• RECORDS
************
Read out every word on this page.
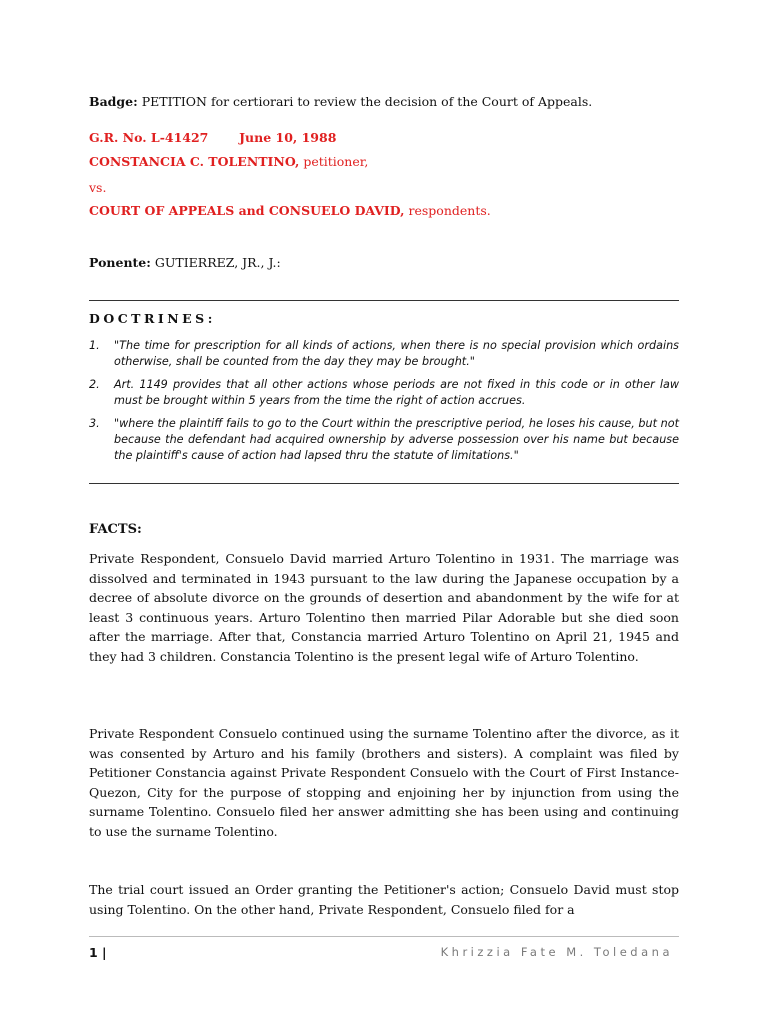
Badge: PETITION for certiorari to review the decision of the Court of Appeals.
G.R. No. L-41427 June 10, 1988
CONSTANCIA C. TOLENTINO, petitioner,
vs.
COURT OF APPEALS and CONSUELO DAVID, respondents.
Ponente: GUTIERREZ, JR., J.:
DOCTRINES:
1. "The time for prescription for all kinds of actions, when there is no special provision which ordains otherwise, shall be counted from the day they may be brought."
2. Art. 1149 provides that all other actions whose periods are not fixed in this code or in other law must be brought within 5 years from the time the right of action accrues.
3. "where the plaintiff fails to go to the Court within the prescriptive period, he loses his cause, but not because the defendant had acquired ownership by adverse possession over his name but because the plaintiff's cause of action had lapsed thru the statute of limitations."
FACTS:

Private Respondent, Consuelo David married Arturo Tolentino in 1931. The marriage was dissolved and terminated in 1943 pursuant to the law during the Japanese occupation by a decree of absolute divorce on the grounds of desertion and abandonment by the wife for at least 3 continuous years. Arturo Tolentino then married Pilar Adorable but she died soon after the marriage. After that, Constancia married Arturo Tolentino on April 21, 1945 and they had 3 children. Constancia Tolentino is the present legal wife of Arturo Tolentino.

Private Respondent Consuelo continued using the surname Tolentino after the divorce, as it was consented by Arturo and his family (brothers and sisters). A complaint was filed by Petitioner Constancia against Private Respondent Consuelo with the Court of First Instance-Quezon, City for the purpose of stopping and enjoining her by injunction from using the surname Tolentino. Consuelo filed her answer admitting she has been using and continuing to use the surname Tolentino.

The trial court issued an Order granting the Petitioner's action; Consuelo David must stop using Tolentino. On the other hand, Private Respondent, Consuelo filed for a

1 |	Khrizzia Fate M. Toledana
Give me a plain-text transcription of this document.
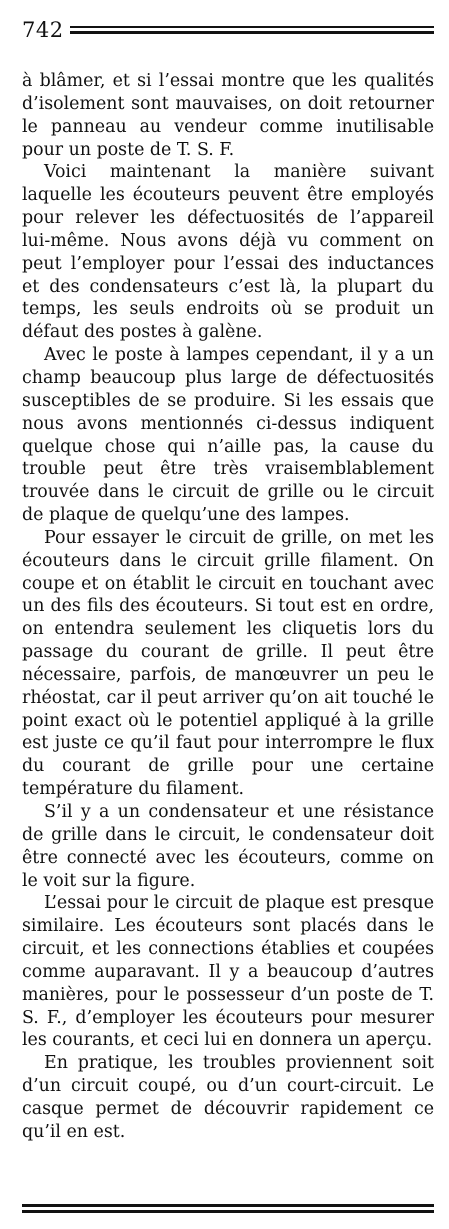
742

à blâmer, et si l’essai montre que les qualités d’isolement sont mauvaises, on doit retourner le panneau au vendeur comme inutilisable pour un poste de T. S. F.

Voici maintenant la manière suivant laquelle les écouteurs peuvent être employés pour relever les défectuosités de l’appareil lui-même. Nous avons déjà vu comment on peut l’employer pour l’essai des inductances et des condensateurs c’est là, la plupart du temps, les seuls endroits où se produit un défaut des postes à galène.

Avec le poste à lampes cependant, il y a un champ beaucoup plus large de défectuosités susceptibles de se produire. Si les essais que nous avons mentionnés ci-dessus indiquent quelque chose qui n’aille pas, la cause du trouble peut être très vraisemblablement trouvée dans le circuit de grille ou le circuit de plaque de quelqu’une des lampes.

Pour essayer le circuit de grille, on met les écouteurs dans le circuit grille filament. On coupe et on établit le circuit en touchant avec un des fils des écouteurs. Si tout est en ordre, on entendra seulement les cliquetis lors du passage du courant de grille. Il peut être nécessaire, parfois, de manœuvrer un peu le rhéostat, car il peut arriver qu’on ait touché le point exact où le potentiel appliqué à la grille est juste ce qu’il faut pour interrompre le flux du courant de grille pour une certaine température du filament.

S’il y a un condensateur et une résistance de grille dans le circuit, le condensateur doit être connecté avec les écouteurs, comme on le voit sur la figure.

L’essai pour le circuit de plaque est presque similaire. Les écouteurs sont placés dans le circuit, et les connections établies et coupées comme auparavant. Il y a beaucoup d’autres manières, pour le possesseur d’un poste de T. S. F., d’employer les écouteurs pour mesurer les courants, et ceci lui en donnera un aperçu.

En pratique, les troubles proviennent soit d’un circuit coupé, ou d’un court-circuit. Le casque permet de découvrir rapidement ce qu’il en est.
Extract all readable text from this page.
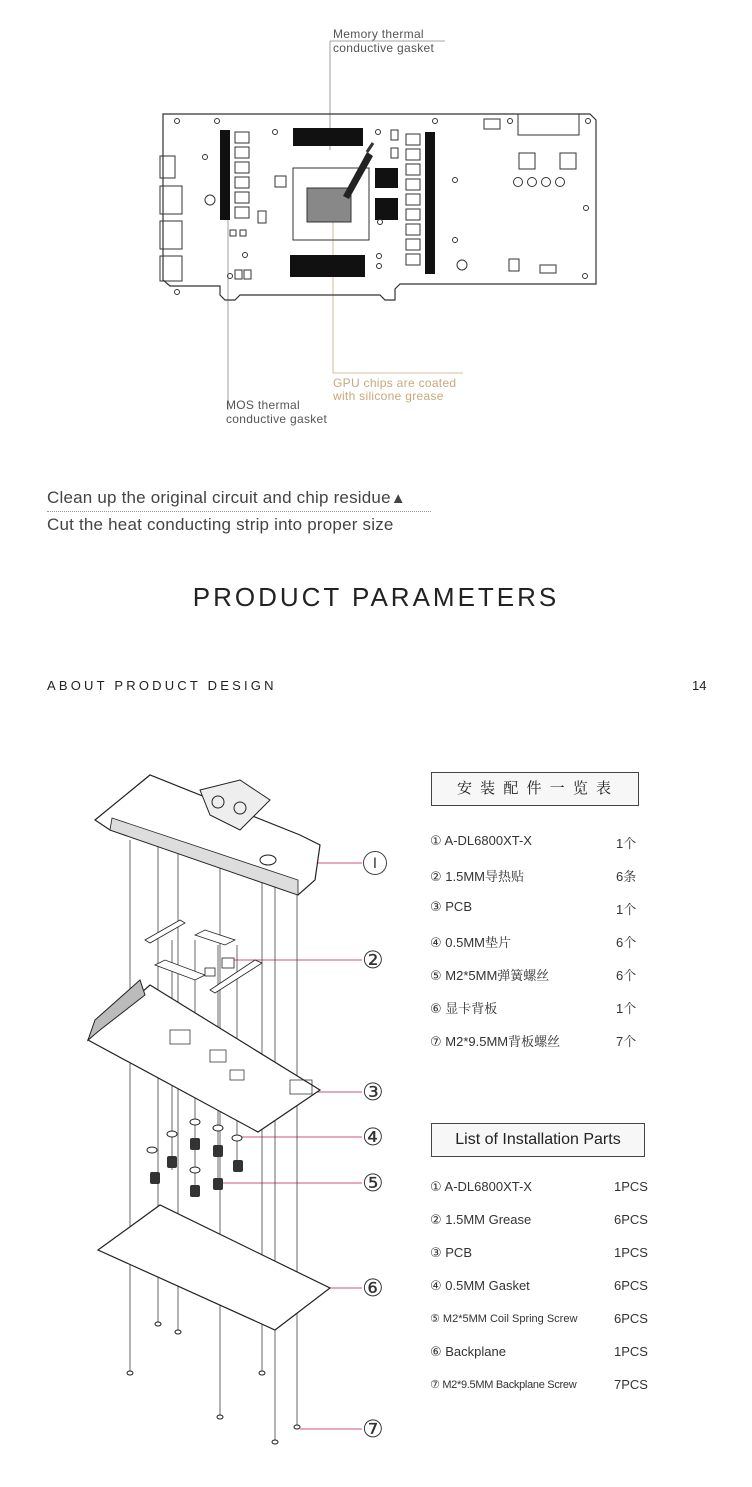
Memory thermal
conductive gasket
GPU chips are coated
with silicone grease
MOS thermal
conductive gasket
Clean up the original circuit and chip residue▲
Cut the heat conducting strip into proper size
PRODUCT PARAMETERS
ABOUT PRODUCT DESIGN	14
Ⅰ
②
③
④
⑤
⑥
⑦
安 装 配 件 一 览 表
① A-DL6800XT-X	1个
② 1.5MM导热贴	6条
③ PCB	1个
④ 0.5MM垫片	6个
⑤ M2*5MM弹簧螺丝	6个
⑥ 显卡背板	1个
⑦ M2*9.5MM背板螺丝	7个
List of Installation Parts
① A-DL6800XT-X	1PCS
② 1.5MM Grease	6PCS
③ PCB	1PCS
④ 0.5MM Gasket	6PCS
⑤ M2*5MM Coil Spring Screw	6PCS
⑥ Backplane	1PCS
⑦ M2*9.5MM Backplane Screw	7PCS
************
• TASK GOAL
Quote the data above in full and without alteration; skip the pictures.

• RESULT FOR THIS EXERCISE
Read out every word on this page.
Badge: PETITION for certiorari to review the decision of the Court of Appeals.
G.R. No. L-41427 June 10, 1988
CONSTANCIA C. TOLENTINO, petitioner,
vs.
COURT OF APPEALS and CONSUELO DAVID, respondents.
Ponente: GUTIERREZ, JR., J.:
DOCTRINES:
1. "The time for prescription for all kinds of actions, when there is no special provision which ordains otherwise, shall be counted from the day they may be brought."
2. Art. 1149 provides that all other actions whose periods are not fixed in this code or in other law must be brought within 5 years from the time the right of action accrues.
3. "where the plaintiff fails to go to the Court within the prescriptive period, he loses his cause, but not because the defendant had acquired ownership by adverse possession over his name but because the plaintiff's cause of action had lapsed thru the statute of limitations."
FACTS:

Private Respondent, Consuelo David married Arturo Tolentino in 1931. The marriage was dissolved and terminated in 1943 pursuant to the law during the Japanese occupation by a decree of absolute divorce on the grounds of desertion and abandonment by the wife for at least 3 continuous years. Arturo Tolentino then married Pilar Adorable but she died soon after the marriage. After that, Constancia married Arturo Tolentino on April 21, 1945 and they had 3 children. Constancia Tolentino is the present legal wife of Arturo Tolentino.

Private Respondent Consuelo continued using the surname Tolentino after the divorce, as it was consented by Arturo and his family (brothers and sisters). A complaint was filed by Petitioner Constancia against Private Respondent Consuelo with the Court of First Instance-Quezon, City for the purpose of stopping and enjoining her by injunction from using the surname Tolentino. Consuelo filed her answer admitting she has been using and continuing to use the surname Tolentino.

The trial court issued an Order granting the Petitioner's action; Consuelo David must stop using Tolentino. On the other hand, Private Respondent, Consuelo filed for a

1 |	Khrizzia Fate M. Toledana
Give me a plain-text transcription of this document.
742

à blâmer, et si l’essai montre que les qualités d’isolement sont mauvaises, on doit retourner le panneau au vendeur comme inutilisable pour un poste de T. S. F.

Voici maintenant la manière suivant laquelle les écouteurs peuvent être employés pour relever les défectuosités de l’appareil lui-même. Nous avons déjà vu comment on peut l’employer pour l’essai des inductances et des condensateurs c’est là, la plupart du temps, les seuls endroits où se produit un défaut des postes à galène.

Avec le poste à lampes cependant, il y a un champ beaucoup plus large de défectuosités susceptibles de se produire. Si les essais que nous avons mentionnés ci-dessus indiquent quelque chose qui n’aille pas, la cause du trouble peut être très vraisemblablement trouvée dans le circuit de grille ou le circuit de plaque de quelqu’une des lampes.

Pour essayer le circuit de grille, on met les écouteurs dans le circuit grille filament. On coupe et on établit le circuit en touchant avec un des fils des écouteurs. Si tout est en ordre, on entendra seulement les cliquetis lors du passage du courant de grille. Il peut être nécessaire, parfois, de manœuvrer un peu le rhéostat, car il peut arriver qu’on ait touché le point exact où le potentiel appliqué à la grille est juste ce qu’il faut pour interrompre le flux du courant de grille pour une certaine température du filament.

S’il y a un condensateur et une résistance de grille dans le circuit, le condensateur doit être connecté avec les écouteurs, comme on le voit sur la figure.

L’essai pour le circuit de plaque est presque similaire. Les écouteurs sont placés dans le circuit, et les connections établies et coupées comme auparavant. Il y a beaucoup d’autres manières, pour le possesseur d’un poste de T. S. F., d’employer les écouteurs pour mesurer les courants, et ceci lui en donnera un aperçu.

En pratique, les troubles proviennent soit d’un circuit coupé, ou d’un court-circuit. Le casque permet de découvrir rapidement ce qu’il en est.
Extract all readable text from this page.
Memory thermal
conductive gasket
GPU chips are coated
with silicone grease
MOS thermal
conductive gasket
Clean up the original circuit and chip residue▲
Cut the heat conducting strip into proper size
PRODUCT PARAMETERS
ABOUT PRODUCT DESIGN	14
Ⅰ
②
③
④
⑤
⑥
⑦
安 装 配 件 一 览 表
① A-DL6800XT-X	1个
② 1.5MM导热贴	6条
③ PCB	1个
④ 0.5MM垫片	6个
⑤ M2*5MM弹簧螺丝	6个
⑥ 显卡背板	1个
⑦ M2*9.5MM背板螺丝	7个
List of Installation Parts
① A-DL6800XT-X	1PCS
② 1.5MM Grease	6PCS
③ PCB	1PCS
④ 0.5MM Gasket	6PCS
⑤ M2*5MM Coil Spring Screw	6PCS
⑥ Backplane	1PCS
⑦ M2*9.5MM Backplane Screw	7PCS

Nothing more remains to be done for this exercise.